* Exercise
Reproduce every entry exactly and leave its pictures out.

* Data extract
____
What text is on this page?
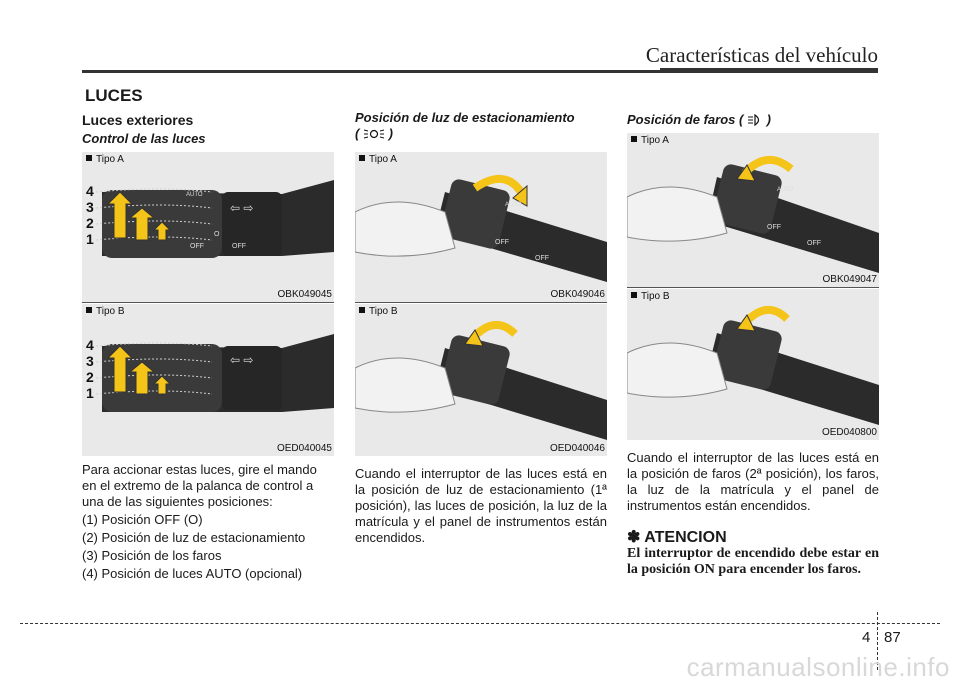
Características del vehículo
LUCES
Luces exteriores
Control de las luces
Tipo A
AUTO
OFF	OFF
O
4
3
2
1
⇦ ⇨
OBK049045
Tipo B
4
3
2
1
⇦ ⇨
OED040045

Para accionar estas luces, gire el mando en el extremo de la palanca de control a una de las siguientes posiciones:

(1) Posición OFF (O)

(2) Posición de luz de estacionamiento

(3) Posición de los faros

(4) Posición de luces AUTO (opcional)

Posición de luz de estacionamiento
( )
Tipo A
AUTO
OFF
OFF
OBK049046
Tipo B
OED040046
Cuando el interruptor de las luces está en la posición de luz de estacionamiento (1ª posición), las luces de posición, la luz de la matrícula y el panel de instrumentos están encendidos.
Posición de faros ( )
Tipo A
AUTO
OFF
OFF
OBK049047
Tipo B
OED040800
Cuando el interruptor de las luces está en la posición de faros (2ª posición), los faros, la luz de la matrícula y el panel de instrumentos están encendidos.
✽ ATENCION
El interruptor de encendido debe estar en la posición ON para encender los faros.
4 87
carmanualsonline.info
____
* Written response
What text is on this page?
Características del vehículo
LUCES
Luces exteriores
Control de las luces
Tipo A
AUTO
OFF	OFF
O
4
3
2
1
⇦ ⇨
OBK049045
Tipo B
4
3
2
1
⇦ ⇨
OED040045

Para accionar estas luces, gire el mando en el extremo de la palanca de control a una de las siguientes posiciones:

(1) Posición OFF (O)

(2) Posición de luz de estacionamiento

(3) Posición de los faros

(4) Posición de luces AUTO (opcional)

Posición de luz de estacionamiento
( )
Tipo A
AUTO
OFF
OFF
OBK049046
Tipo B
OED040046
Cuando el interruptor de las luces está en la posición de luz de estacionamiento (1ª posición), las luces de posición, la luz de la matrícula y el panel de instrumentos están encendidos.
Posición de faros ( )
Tipo A
AUTO
OFF
OFF
OBK049047
Tipo B
OED040800
Cuando el interruptor de las luces está en la posición de faros (2ª posición), los faros, la luz de la matrícula y el panel de instrumentos están encendidos.
✽ ATENCION
El interruptor de encendido debe estar en la posición ON para encender los faros.
4 87
carmanualsonline.info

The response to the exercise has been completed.